* _Material shown_:
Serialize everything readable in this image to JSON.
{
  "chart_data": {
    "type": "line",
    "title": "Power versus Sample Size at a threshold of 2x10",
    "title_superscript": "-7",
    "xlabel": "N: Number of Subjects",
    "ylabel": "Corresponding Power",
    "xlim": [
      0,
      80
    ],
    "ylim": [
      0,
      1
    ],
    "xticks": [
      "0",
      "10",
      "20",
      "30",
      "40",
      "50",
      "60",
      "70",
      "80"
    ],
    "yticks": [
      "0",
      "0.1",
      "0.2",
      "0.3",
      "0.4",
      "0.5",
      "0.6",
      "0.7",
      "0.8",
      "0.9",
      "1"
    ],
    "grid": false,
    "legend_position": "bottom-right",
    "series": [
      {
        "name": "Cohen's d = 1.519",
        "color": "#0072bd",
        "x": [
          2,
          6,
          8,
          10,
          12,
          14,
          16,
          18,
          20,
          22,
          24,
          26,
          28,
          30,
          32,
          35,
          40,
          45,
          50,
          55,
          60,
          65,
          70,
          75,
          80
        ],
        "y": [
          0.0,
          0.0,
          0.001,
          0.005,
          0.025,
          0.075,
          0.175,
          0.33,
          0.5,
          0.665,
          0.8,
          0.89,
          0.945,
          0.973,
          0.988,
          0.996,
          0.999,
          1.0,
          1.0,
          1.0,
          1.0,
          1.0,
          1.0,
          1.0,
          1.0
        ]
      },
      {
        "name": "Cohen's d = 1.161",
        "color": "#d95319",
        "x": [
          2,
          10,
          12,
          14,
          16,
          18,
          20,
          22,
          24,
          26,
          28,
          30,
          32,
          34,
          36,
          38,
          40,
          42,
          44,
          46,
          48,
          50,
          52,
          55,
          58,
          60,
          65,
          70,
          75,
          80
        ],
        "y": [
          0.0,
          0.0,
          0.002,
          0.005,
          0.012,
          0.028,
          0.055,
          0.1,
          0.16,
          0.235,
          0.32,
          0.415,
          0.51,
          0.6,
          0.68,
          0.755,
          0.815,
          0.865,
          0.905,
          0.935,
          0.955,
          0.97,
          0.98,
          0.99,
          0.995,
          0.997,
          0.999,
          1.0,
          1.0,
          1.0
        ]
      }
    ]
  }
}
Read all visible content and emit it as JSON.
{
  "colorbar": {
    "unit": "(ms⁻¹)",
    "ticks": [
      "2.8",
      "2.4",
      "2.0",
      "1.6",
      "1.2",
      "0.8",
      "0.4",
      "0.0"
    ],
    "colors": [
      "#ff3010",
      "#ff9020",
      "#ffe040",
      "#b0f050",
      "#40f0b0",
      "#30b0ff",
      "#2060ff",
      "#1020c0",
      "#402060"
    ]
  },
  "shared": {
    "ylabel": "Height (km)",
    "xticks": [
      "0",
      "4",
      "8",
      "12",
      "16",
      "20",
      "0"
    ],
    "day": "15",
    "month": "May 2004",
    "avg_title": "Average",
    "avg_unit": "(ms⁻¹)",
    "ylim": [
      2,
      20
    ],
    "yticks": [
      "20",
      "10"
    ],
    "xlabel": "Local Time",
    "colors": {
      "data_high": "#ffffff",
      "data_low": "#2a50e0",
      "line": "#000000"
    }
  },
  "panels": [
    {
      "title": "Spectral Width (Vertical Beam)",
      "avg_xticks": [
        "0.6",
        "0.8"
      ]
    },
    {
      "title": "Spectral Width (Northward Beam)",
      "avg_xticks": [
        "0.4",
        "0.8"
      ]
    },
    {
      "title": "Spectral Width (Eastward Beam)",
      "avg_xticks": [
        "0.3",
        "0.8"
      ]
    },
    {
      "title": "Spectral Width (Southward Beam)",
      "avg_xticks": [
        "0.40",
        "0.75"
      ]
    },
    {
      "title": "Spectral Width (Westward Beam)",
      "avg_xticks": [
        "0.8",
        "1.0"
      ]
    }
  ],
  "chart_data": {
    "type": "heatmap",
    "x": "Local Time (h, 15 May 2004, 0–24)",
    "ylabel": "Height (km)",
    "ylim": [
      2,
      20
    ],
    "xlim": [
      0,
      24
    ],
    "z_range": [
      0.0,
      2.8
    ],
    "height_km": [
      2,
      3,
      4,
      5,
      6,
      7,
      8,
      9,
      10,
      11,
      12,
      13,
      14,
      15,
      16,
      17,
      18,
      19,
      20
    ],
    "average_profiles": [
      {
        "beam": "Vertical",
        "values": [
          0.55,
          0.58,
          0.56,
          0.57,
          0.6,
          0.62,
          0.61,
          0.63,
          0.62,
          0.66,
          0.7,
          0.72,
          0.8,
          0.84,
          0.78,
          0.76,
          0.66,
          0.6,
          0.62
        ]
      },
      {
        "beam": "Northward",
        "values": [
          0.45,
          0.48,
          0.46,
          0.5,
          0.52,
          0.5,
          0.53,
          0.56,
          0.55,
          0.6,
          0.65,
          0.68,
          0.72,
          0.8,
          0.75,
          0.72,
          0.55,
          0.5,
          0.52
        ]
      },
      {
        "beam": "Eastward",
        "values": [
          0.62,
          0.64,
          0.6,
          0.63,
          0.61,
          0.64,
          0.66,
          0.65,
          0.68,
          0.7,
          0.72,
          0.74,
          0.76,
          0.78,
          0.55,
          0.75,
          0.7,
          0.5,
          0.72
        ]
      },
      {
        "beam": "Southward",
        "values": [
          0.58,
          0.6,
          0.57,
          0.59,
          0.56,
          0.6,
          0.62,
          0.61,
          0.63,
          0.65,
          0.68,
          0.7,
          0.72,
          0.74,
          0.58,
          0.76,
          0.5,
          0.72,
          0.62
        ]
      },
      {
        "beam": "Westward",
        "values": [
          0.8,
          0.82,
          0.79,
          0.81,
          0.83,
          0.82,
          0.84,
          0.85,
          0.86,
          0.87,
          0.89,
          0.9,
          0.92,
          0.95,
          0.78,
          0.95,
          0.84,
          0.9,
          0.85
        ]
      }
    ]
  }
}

* _Instructions for the task_: The listing above should be transcribed in full, exactly as written.

* _Task answer_:
Serialize everything readable in this image to JSON.
{
  "chart_data": {
    "type": "line",
    "title": "Power versus Sample Size at a threshold of 2x10",
    "title_superscript": "-7",
    "xlabel": "N: Number of Subjects",
    "ylabel": "Corresponding Power",
    "xlim": [
      0,
      80
    ],
    "ylim": [
      0,
      1
    ],
    "xticks": [
      "0",
      "10",
      "20",
      "30",
      "40",
      "50",
      "60",
      "70",
      "80"
    ],
    "yticks": [
      "0",
      "0.1",
      "0.2",
      "0.3",
      "0.4",
      "0.5",
      "0.6",
      "0.7",
      "0.8",
      "0.9",
      "1"
    ],
    "grid": false,
    "legend_position": "bottom-right",
    "series": [
      {
        "name": "Cohen's d = 1.519",
        "color": "#0072bd",
        "x": [
          2,
          6,
          8,
          10,
          12,
          14,
          16,
          18,
          20,
          22,
          24,
          26,
          28,
          30,
          32,
          35,
          40,
          45,
          50,
          55,
          60,
          65,
          70,
          75,
          80
        ],
        "y": [
          0.0,
          0.0,
          0.001,
          0.005,
          0.025,
          0.075,
          0.175,
          0.33,
          0.5,
          0.665,
          0.8,
          0.89,
          0.945,
          0.973,
          0.988,
          0.996,
          0.999,
          1.0,
          1.0,
          1.0,
          1.0,
          1.0,
          1.0,
          1.0,
          1.0
        ]
      },
      {
        "name": "Cohen's d = 1.161",
        "color": "#d95319",
        "x": [
          2,
          10,
          12,
          14,
          16,
          18,
          20,
          22,
          24,
          26,
          28,
          30,
          32,
          34,
          36,
          38,
          40,
          42,
          44,
          46,
          48,
          50,
          52,
          55,
          58,
          60,
          65,
          70,
          75,
          80
        ],
        "y": [
          0.0,
          0.0,
          0.002,
          0.005,
          0.012,
          0.028,
          0.055,
          0.1,
          0.16,
          0.235,
          0.32,
          0.415,
          0.51,
          0.6,
          0.68,
          0.755,
          0.815,
          0.865,
          0.905,
          0.935,
          0.955,
          0.97,
          0.98,
          0.99,
          0.995,
          0.997,
          0.999,
          1.0,
          1.0,
          1.0
        ]
      }
    ]
  }
}
Read all visible content and emit it as JSON.
{
  "colorbar": {
    "unit": "(ms⁻¹)",
    "ticks": [
      "2.8",
      "2.4",
      "2.0",
      "1.6",
      "1.2",
      "0.8",
      "0.4",
      "0.0"
    ],
    "colors": [
      "#ff3010",
      "#ff9020",
      "#ffe040",
      "#b0f050",
      "#40f0b0",
      "#30b0ff",
      "#2060ff",
      "#1020c0",
      "#402060"
    ]
  },
  "shared": {
    "ylabel": "Height (km)",
    "xticks": [
      "0",
      "4",
      "8",
      "12",
      "16",
      "20",
      "0"
    ],
    "day": "15",
    "month": "May 2004",
    "avg_title": "Average",
    "avg_unit": "(ms⁻¹)",
    "ylim": [
      2,
      20
    ],
    "yticks": [
      "20",
      "10"
    ],
    "xlabel": "Local Time",
    "colors": {
      "data_high": "#ffffff",
      "data_low": "#2a50e0",
      "line": "#000000"
    }
  },
  "panels": [
    {
      "title": "Spectral Width (Vertical Beam)",
      "avg_xticks": [
        "0.6",
        "0.8"
      ]
    },
    {
      "title": "Spectral Width (Northward Beam)",
      "avg_xticks": [
        "0.4",
        "0.8"
      ]
    },
    {
      "title": "Spectral Width (Eastward Beam)",
      "avg_xticks": [
        "0.3",
        "0.8"
      ]
    },
    {
      "title": "Spectral Width (Southward Beam)",
      "avg_xticks": [
        "0.40",
        "0.75"
      ]
    },
    {
      "title": "Spectral Width (Westward Beam)",
      "avg_xticks": [
        "0.8",
        "1.0"
      ]
    }
  ],
  "chart_data": {
    "type": "heatmap",
    "x": "Local Time (h, 15 May 2004, 0–24)",
    "ylabel": "Height (km)",
    "ylim": [
      2,
      20
    ],
    "xlim": [
      0,
      24
    ],
    "z_range": [
      0.0,
      2.8
    ],
    "height_km": [
      2,
      3,
      4,
      5,
      6,
      7,
      8,
      9,
      10,
      11,
      12,
      13,
      14,
      15,
      16,
      17,
      18,
      19,
      20
    ],
    "average_profiles": [
      {
        "beam": "Vertical",
        "values": [
          0.55,
          0.58,
          0.56,
          0.57,
          0.6,
          0.62,
          0.61,
          0.63,
          0.62,
          0.66,
          0.7,
          0.72,
          0.8,
          0.84,
          0.78,
          0.76,
          0.66,
          0.6,
          0.62
        ]
      },
      {
        "beam": "Northward",
        "values": [
          0.45,
          0.48,
          0.46,
          0.5,
          0.52,
          0.5,
          0.53,
          0.56,
          0.55,
          0.6,
          0.65,
          0.68,
          0.72,
          0.8,
          0.75,
          0.72,
          0.55,
          0.5,
          0.52
        ]
      },
      {
        "beam": "Eastward",
        "values": [
          0.62,
          0.64,
          0.6,
          0.63,
          0.61,
          0.64,
          0.66,
          0.65,
          0.68,
          0.7,
          0.72,
          0.74,
          0.76,
          0.78,
          0.55,
          0.75,
          0.7,
          0.5,
          0.72
        ]
      },
      {
        "beam": "Southward",
        "values": [
          0.58,
          0.6,
          0.57,
          0.59,
          0.56,
          0.6,
          0.62,
          0.61,
          0.63,
          0.65,
          0.68,
          0.7,
          0.72,
          0.74,
          0.58,
          0.76,
          0.5,
          0.72,
          0.62
        ]
      },
      {
        "beam": "Westward",
        "values": [
          0.8,
          0.82,
          0.79,
          0.81,
          0.83,
          0.82,
          0.84,
          0.85,
          0.86,
          0.87,
          0.89,
          0.9,
          0.92,
          0.95,
          0.78,
          0.95,
          0.84,
          0.9,
          0.85
        ]
      }
    ]
  }
}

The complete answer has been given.